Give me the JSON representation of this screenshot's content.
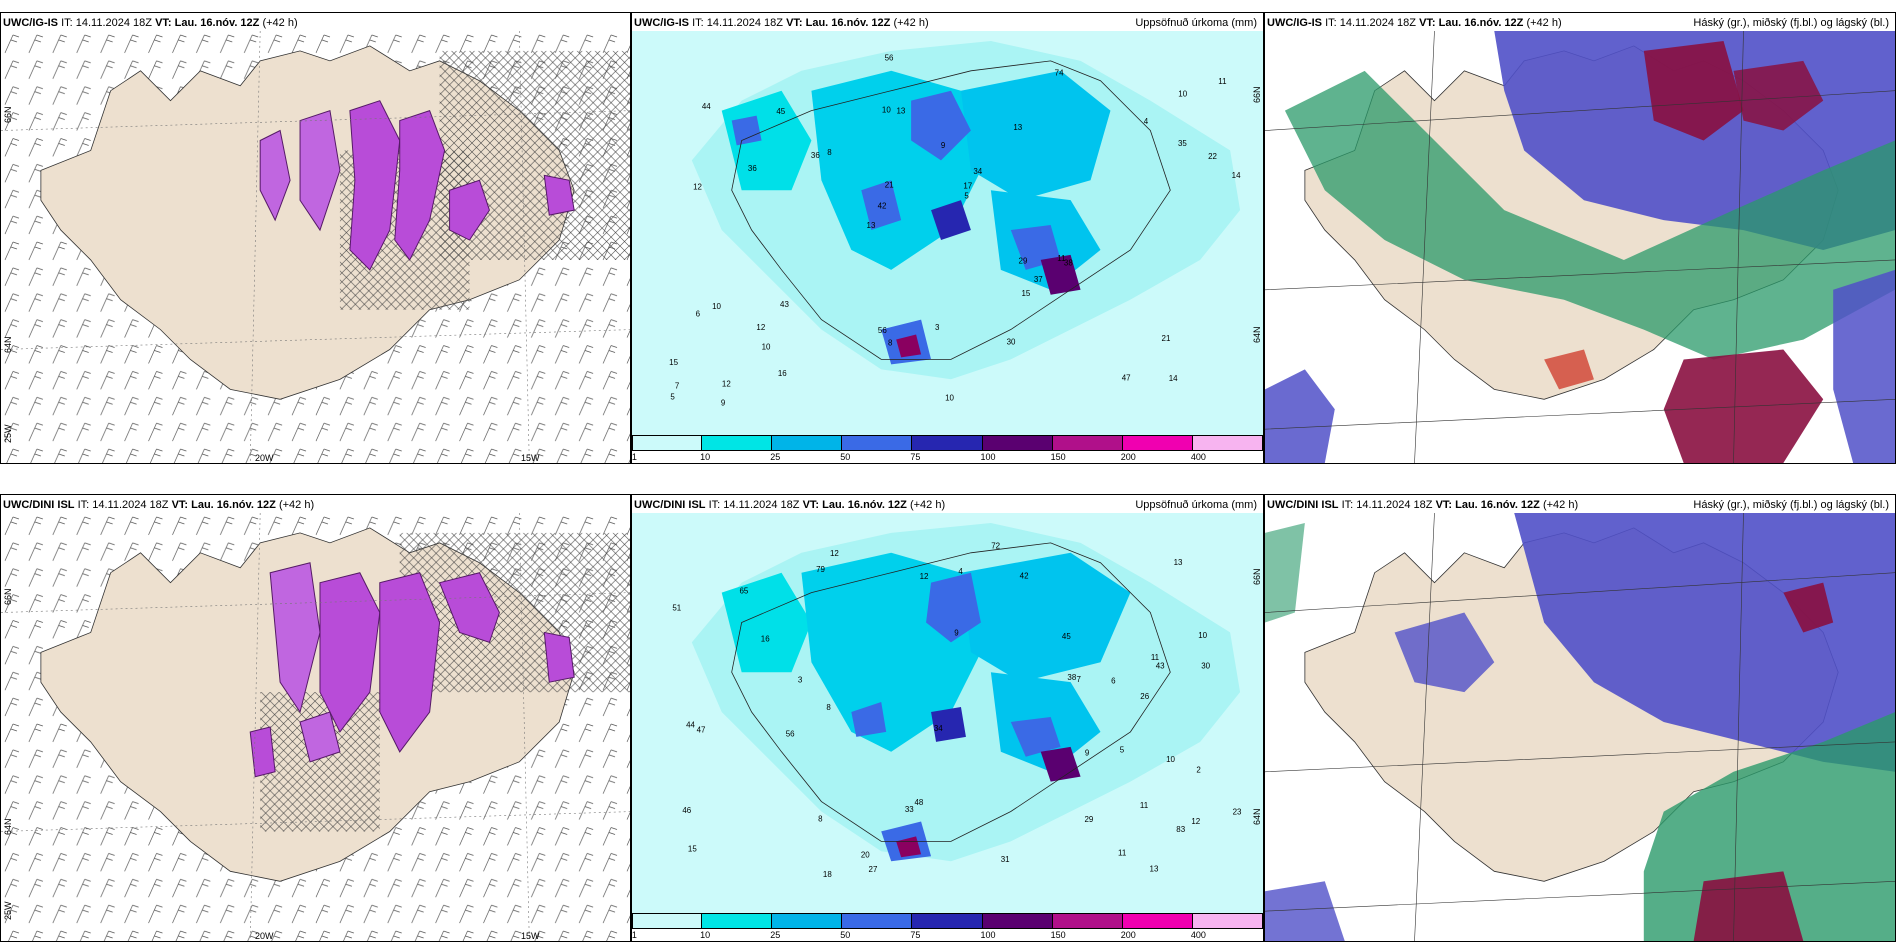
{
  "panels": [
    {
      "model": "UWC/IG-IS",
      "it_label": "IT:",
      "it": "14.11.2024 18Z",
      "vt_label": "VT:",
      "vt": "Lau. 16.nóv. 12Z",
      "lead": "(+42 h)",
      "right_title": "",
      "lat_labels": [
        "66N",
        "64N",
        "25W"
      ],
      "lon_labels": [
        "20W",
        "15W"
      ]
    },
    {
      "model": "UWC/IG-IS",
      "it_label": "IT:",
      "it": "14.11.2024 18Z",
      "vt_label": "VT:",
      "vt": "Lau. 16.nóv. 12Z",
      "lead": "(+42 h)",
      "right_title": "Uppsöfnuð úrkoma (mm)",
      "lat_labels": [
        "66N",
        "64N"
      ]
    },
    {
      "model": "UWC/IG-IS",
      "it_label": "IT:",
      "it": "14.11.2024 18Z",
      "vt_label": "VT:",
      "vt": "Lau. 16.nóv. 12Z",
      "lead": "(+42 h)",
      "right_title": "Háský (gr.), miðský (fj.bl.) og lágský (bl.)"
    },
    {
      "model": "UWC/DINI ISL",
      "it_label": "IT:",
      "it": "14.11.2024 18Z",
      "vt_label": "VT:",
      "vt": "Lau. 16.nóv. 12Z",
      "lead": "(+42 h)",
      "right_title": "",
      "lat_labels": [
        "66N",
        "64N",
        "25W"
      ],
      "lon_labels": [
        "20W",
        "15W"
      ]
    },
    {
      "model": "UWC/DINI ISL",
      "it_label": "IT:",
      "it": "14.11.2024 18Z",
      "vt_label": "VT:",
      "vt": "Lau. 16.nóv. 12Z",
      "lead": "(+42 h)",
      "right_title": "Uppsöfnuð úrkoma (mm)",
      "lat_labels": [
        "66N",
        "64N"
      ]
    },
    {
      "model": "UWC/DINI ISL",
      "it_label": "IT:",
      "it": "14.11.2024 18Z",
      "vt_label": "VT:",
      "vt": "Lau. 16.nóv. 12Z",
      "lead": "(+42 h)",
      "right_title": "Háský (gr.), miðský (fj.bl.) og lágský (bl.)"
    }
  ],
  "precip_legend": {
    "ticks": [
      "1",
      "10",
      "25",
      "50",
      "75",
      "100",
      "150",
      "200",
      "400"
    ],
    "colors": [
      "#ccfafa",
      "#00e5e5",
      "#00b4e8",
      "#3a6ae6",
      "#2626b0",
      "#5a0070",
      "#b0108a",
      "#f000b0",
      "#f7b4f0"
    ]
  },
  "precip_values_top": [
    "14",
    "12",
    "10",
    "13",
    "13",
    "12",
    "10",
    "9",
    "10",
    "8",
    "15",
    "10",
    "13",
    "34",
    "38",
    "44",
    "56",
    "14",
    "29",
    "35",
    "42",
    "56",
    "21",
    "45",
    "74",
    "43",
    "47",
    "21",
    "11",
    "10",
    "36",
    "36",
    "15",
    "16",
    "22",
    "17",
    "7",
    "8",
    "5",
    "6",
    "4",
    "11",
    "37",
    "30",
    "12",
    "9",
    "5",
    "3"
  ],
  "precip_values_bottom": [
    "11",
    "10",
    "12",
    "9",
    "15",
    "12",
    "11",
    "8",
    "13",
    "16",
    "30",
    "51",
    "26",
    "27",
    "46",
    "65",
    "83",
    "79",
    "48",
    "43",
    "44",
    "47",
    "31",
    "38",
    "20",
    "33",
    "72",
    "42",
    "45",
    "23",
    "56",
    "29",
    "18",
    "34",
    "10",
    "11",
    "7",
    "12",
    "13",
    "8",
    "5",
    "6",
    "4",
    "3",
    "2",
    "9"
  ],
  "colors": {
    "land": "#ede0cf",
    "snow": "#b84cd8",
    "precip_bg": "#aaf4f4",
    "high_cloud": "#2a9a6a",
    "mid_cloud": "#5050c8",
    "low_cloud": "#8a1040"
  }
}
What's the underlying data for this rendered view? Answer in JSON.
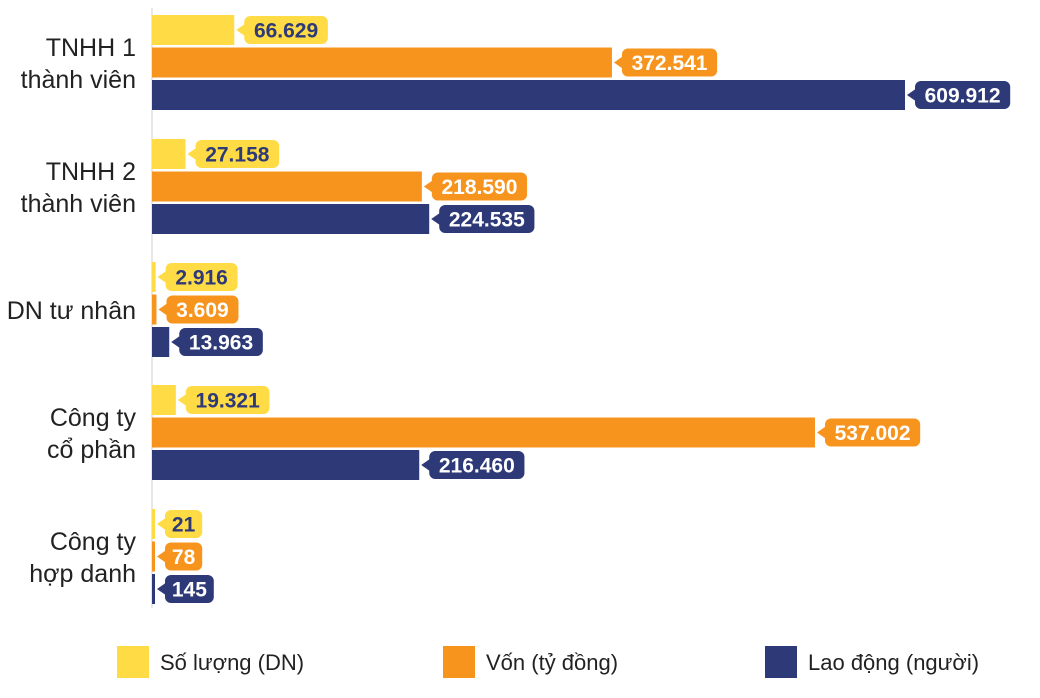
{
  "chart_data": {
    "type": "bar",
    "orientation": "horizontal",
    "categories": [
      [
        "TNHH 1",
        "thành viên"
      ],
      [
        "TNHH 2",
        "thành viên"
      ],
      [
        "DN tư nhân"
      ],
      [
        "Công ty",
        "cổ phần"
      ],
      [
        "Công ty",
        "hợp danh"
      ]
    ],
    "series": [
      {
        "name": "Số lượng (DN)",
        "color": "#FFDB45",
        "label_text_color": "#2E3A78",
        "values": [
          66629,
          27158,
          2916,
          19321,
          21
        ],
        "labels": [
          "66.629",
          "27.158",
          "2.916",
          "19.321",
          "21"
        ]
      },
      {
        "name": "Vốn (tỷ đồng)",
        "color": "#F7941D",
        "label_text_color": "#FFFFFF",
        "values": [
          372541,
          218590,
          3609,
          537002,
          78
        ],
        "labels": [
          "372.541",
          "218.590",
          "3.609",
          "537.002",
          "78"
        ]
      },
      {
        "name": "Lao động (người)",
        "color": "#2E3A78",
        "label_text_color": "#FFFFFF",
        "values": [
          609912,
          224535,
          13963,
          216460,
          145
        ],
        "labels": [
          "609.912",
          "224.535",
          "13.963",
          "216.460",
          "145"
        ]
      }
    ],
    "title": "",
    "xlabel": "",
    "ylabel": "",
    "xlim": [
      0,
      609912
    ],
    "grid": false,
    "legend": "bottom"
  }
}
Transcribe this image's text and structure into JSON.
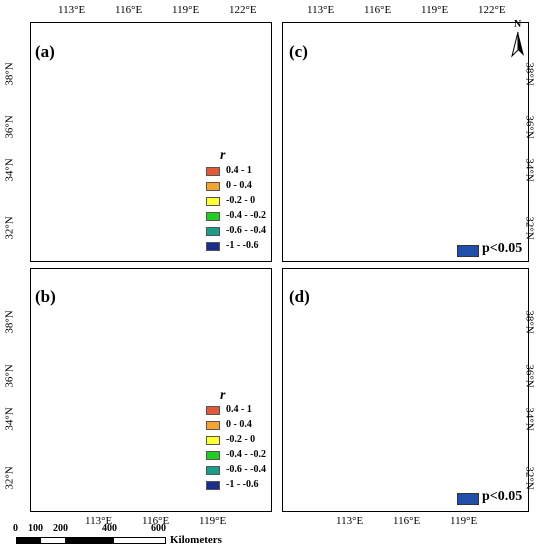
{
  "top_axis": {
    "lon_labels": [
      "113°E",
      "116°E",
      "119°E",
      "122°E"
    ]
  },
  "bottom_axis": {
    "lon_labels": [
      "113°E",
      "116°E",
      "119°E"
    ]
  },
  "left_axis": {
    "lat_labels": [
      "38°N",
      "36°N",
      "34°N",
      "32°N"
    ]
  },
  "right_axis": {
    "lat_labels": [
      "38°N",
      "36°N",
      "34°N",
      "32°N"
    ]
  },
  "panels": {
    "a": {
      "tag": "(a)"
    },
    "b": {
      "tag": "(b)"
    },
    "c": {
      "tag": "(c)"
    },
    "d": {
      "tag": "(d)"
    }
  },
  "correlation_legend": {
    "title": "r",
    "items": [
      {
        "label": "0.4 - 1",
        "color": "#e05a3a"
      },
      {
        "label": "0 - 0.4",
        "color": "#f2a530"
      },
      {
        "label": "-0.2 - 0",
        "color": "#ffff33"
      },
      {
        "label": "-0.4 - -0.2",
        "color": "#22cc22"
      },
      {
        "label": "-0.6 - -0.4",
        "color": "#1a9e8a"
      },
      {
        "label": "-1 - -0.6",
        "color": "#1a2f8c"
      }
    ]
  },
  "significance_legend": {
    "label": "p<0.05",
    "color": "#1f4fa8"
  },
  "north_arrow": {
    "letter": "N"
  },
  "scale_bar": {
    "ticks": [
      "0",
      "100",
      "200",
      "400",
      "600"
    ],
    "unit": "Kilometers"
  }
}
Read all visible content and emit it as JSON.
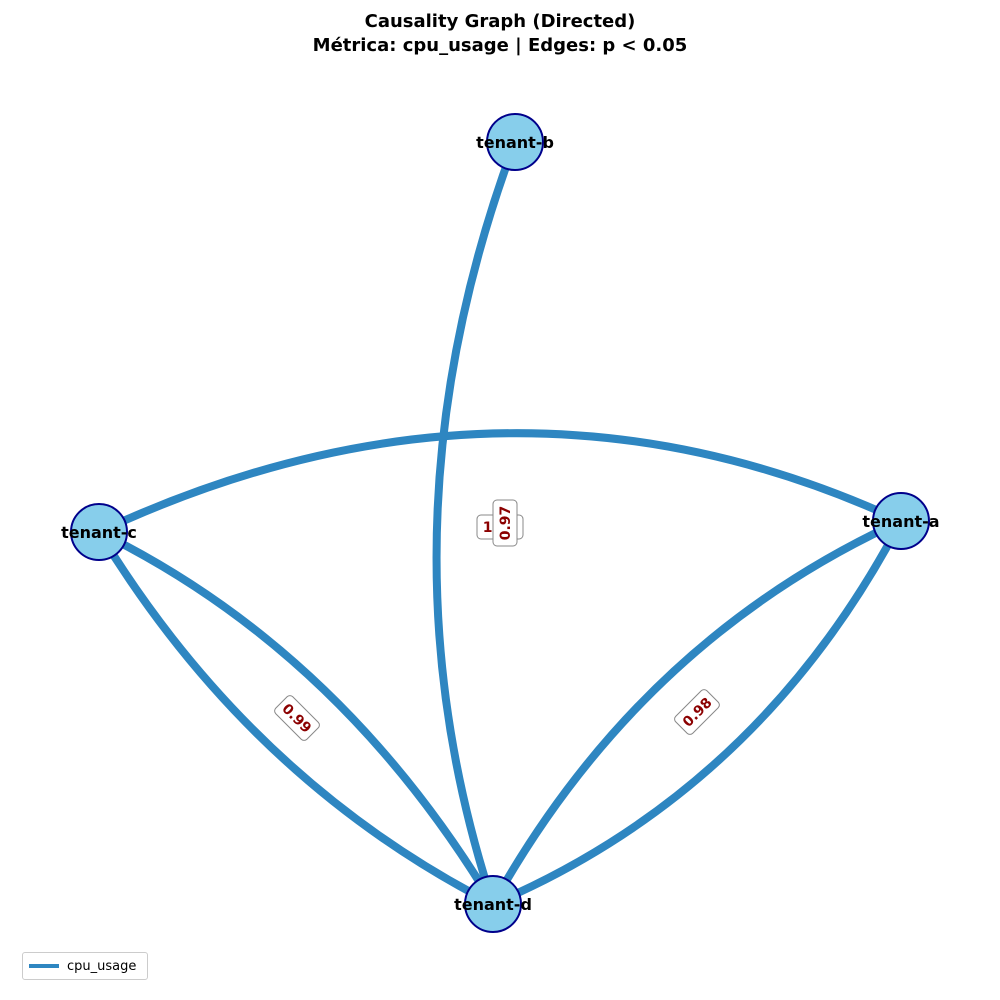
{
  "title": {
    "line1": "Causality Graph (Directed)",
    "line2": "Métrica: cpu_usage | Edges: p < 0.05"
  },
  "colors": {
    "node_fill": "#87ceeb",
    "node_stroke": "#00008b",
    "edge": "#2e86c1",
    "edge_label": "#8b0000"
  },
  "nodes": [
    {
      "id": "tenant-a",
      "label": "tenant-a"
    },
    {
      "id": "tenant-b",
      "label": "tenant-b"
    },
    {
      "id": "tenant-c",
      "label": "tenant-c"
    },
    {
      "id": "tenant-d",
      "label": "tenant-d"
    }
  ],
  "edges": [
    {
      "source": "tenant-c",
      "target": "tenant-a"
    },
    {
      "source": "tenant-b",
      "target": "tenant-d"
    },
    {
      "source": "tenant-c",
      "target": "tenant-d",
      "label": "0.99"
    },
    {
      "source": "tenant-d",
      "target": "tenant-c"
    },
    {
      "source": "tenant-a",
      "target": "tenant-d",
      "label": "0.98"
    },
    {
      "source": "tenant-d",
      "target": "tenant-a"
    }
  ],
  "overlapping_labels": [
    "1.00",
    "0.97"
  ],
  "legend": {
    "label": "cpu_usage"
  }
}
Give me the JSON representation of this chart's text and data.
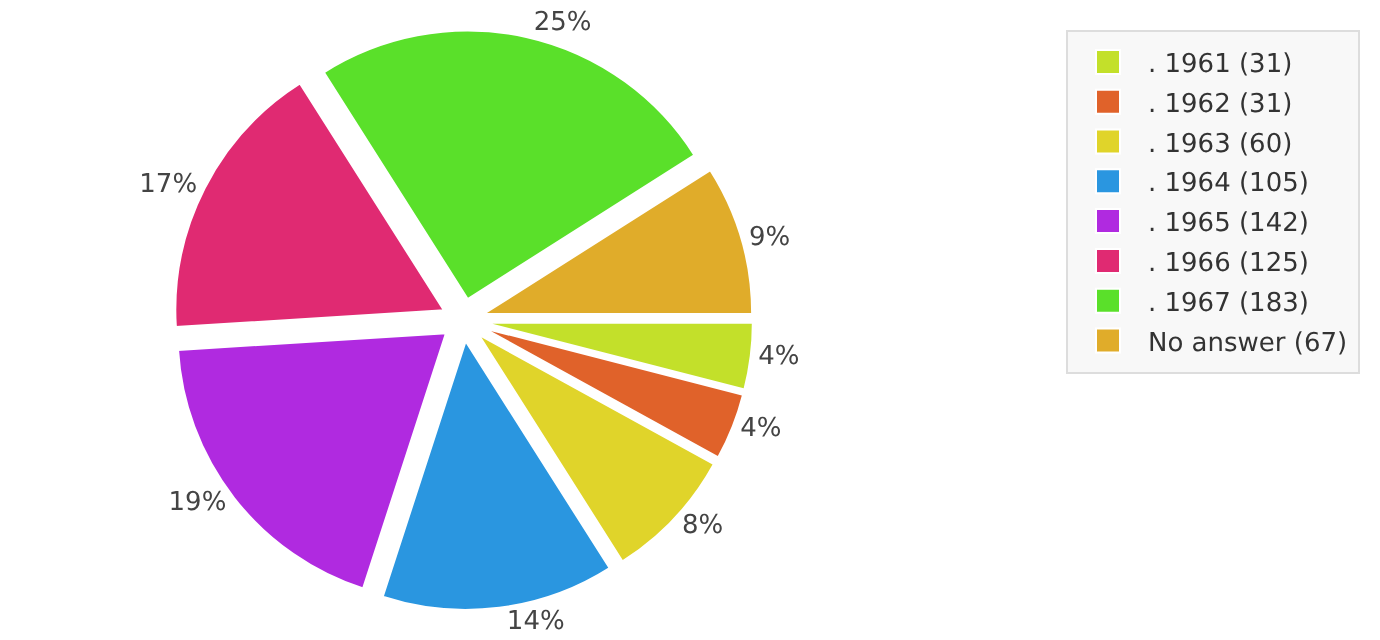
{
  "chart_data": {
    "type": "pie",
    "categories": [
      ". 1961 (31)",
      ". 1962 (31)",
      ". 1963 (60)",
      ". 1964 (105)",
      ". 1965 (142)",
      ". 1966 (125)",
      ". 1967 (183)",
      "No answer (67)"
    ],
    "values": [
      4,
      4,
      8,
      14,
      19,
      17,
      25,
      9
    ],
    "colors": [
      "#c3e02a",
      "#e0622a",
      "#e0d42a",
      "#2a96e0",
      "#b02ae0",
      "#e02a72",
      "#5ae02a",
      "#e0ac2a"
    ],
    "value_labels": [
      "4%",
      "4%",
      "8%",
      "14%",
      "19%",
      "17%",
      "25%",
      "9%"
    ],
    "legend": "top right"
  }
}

══════

> GIVEN INSTRUCTION
List each line holding the string "JSON".

> FINISHED ANSWER
Give me the JSON representation of this screenshot's content.
What's the underlying data for this rendered view? Answer in JSON.
Transcribe this image's text and structure into JSON.
Read all visible content and emit it as JSON.
Give me the JSON representation of this chart's text and data.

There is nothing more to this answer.